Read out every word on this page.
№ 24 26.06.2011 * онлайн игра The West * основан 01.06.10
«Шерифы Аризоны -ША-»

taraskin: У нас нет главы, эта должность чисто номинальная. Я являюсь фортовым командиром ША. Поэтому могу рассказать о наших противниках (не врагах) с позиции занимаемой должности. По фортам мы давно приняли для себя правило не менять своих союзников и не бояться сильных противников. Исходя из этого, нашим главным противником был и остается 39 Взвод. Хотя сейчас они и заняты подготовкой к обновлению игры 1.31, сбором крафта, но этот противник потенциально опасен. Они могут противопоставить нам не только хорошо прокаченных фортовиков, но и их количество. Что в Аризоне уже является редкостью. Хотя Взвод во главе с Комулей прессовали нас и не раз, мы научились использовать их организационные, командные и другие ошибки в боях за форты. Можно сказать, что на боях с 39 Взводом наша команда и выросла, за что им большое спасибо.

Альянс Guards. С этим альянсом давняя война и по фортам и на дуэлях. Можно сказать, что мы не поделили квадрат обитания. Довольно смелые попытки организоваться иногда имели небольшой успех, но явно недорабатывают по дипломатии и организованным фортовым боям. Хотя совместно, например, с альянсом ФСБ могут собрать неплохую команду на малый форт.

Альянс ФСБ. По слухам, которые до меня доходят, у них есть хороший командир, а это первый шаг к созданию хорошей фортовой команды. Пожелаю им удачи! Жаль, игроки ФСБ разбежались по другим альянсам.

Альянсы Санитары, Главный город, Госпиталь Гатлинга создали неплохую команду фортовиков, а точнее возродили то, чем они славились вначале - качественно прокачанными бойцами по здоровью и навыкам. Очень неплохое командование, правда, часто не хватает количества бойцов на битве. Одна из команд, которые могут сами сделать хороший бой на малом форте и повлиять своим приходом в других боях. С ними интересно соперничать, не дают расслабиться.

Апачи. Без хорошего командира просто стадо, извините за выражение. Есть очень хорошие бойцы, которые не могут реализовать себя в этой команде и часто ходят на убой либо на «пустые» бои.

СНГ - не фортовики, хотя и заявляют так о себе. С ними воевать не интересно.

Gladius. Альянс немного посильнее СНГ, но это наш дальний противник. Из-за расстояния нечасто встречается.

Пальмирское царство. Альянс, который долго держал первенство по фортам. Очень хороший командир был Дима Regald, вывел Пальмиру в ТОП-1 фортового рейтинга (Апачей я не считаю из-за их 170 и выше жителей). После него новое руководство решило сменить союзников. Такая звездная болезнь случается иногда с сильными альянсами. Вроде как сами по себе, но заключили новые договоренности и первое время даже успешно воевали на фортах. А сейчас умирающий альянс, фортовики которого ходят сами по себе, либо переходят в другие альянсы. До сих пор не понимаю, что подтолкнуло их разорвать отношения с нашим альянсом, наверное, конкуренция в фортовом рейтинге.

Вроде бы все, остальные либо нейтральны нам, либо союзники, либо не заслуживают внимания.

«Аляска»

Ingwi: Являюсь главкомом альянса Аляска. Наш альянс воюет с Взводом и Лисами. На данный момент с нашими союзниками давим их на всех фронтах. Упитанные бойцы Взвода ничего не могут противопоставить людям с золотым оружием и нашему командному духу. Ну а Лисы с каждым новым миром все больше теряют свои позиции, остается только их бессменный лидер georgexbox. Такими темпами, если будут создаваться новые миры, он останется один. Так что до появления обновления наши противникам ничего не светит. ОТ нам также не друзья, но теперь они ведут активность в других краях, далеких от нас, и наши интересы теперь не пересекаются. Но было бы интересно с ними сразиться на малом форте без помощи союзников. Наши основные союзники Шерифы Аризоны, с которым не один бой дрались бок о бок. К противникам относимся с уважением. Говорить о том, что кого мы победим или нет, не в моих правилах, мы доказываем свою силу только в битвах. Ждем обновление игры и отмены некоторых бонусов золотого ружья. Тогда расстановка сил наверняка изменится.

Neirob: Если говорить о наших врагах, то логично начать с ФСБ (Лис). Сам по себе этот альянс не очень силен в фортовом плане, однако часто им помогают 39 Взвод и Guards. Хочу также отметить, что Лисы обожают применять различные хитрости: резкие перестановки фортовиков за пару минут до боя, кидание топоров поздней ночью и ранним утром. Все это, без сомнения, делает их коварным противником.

========

▶ DIRECTIVE
Your task is to print the whole listing again exactly.

▶ RESPONSE FOR THIS EXERCISE
Read out every word on this page.
№ 24 26.06.2011 * онлайн игра The West * основан 01.06.10
«Шерифы Аризоны -ША-»

taraskin: У нас нет главы, эта должность чисто номинальная. Я являюсь фортовым командиром ША. Поэтому могу рассказать о наших противниках (не врагах) с позиции занимаемой должности. По фортам мы давно приняли для себя правило не менять своих союзников и не бояться сильных противников. Исходя из этого, нашим главным противником был и остается 39 Взвод. Хотя сейчас они и заняты подготовкой к обновлению игры 1.31, сбором крафта, но этот противник потенциально опасен. Они могут противопоставить нам не только хорошо прокаченных фортовиков, но и их количество. Что в Аризоне уже является редкостью. Хотя Взвод во главе с Комулей прессовали нас и не раз, мы научились использовать их организационные, командные и другие ошибки в боях за форты. Можно сказать, что на боях с 39 Взводом наша команда и выросла, за что им большое спасибо.

Альянс Guards. С этим альянсом давняя война и по фортам и на дуэлях. Можно сказать, что мы не поделили квадрат обитания. Довольно смелые попытки организоваться иногда имели небольшой успех, но явно недорабатывают по дипломатии и организованным фортовым боям. Хотя совместно, например, с альянсом ФСБ могут собрать неплохую команду на малый форт.

Альянс ФСБ. По слухам, которые до меня доходят, у них есть хороший командир, а это первый шаг к созданию хорошей фортовой команды. Пожелаю им удачи! Жаль, игроки ФСБ разбежались по другим альянсам.

Альянсы Санитары, Главный город, Госпиталь Гатлинга создали неплохую команду фортовиков, а точнее возродили то, чем они славились вначале - качественно прокачанными бойцами по здоровью и навыкам. Очень неплохое командование, правда, часто не хватает количества бойцов на битве. Одна из команд, которые могут сами сделать хороший бой на малом форте и повлиять своим приходом в других боях. С ними интересно соперничать, не дают расслабиться.

Апачи. Без хорошего командира просто стадо, извините за выражение. Есть очень хорошие бойцы, которые не могут реализовать себя в этой команде и часто ходят на убой либо на «пустые» бои.

СНГ - не фортовики, хотя и заявляют так о себе. С ними воевать не интересно.

Gladius. Альянс немного посильнее СНГ, но это наш дальний противник. Из-за расстояния нечасто встречается.

Пальмирское царство. Альянс, который долго держал первенство по фортам. Очень хороший командир был Дима Regald, вывел Пальмиру в ТОП-1 фортового рейтинга (Апачей я не считаю из-за их 170 и выше жителей). После него новое руководство решило сменить союзников. Такая звездная болезнь случается иногда с сильными альянсами. Вроде как сами по себе, но заключили новые договоренности и первое время даже успешно воевали на фортах. А сейчас умирающий альянс, фортовики которого ходят сами по себе, либо переходят в другие альянсы. До сих пор не понимаю, что подтолкнуло их разорвать отношения с нашим альянсом, наверное, конкуренция в фортовом рейтинге.

Вроде бы все, остальные либо нейтральны нам, либо союзники, либо не заслуживают внимания.

«Аляска»

Ingwi: Являюсь главкомом альянса Аляска. Наш альянс воюет с Взводом и Лисами. На данный момент с нашими союзниками давим их на всех фронтах. Упитанные бойцы Взвода ничего не могут противопоставить людям с золотым оружием и нашему командному духу. Ну а Лисы с каждым новым миром все больше теряют свои позиции, остается только их бессменный лидер georgexbox. Такими темпами, если будут создаваться новые миры, он останется один. Так что до появления обновления наши противникам ничего не светит. ОТ нам также не друзья, но теперь они ведут активность в других краях, далеких от нас, и наши интересы теперь не пересекаются. Но было бы интересно с ними сразиться на малом форте без помощи союзников. Наши основные союзники Шерифы Аризоны, с которым не один бой дрались бок о бок. К противникам относимся с уважением. Говорить о том, что кого мы победим или нет, не в моих правилах, мы доказываем свою силу только в битвах. Ждем обновление игры и отмены некоторых бонусов золотого ружья. Тогда расстановка сил наверняка изменится.

Neirob: Если говорить о наших врагах, то логично начать с ФСБ (Лис). Сам по себе этот альянс не очень силен в фортовом плане, однако часто им помогают 39 Взвод и Guards. Хочу также отметить, что Лисы обожают применять различные хитрости: резкие перестановки фортовиков за пару минут до боя, кидание топоров поздней ночью и ранним утром. Все это, без сомнения, делает их коварным противником.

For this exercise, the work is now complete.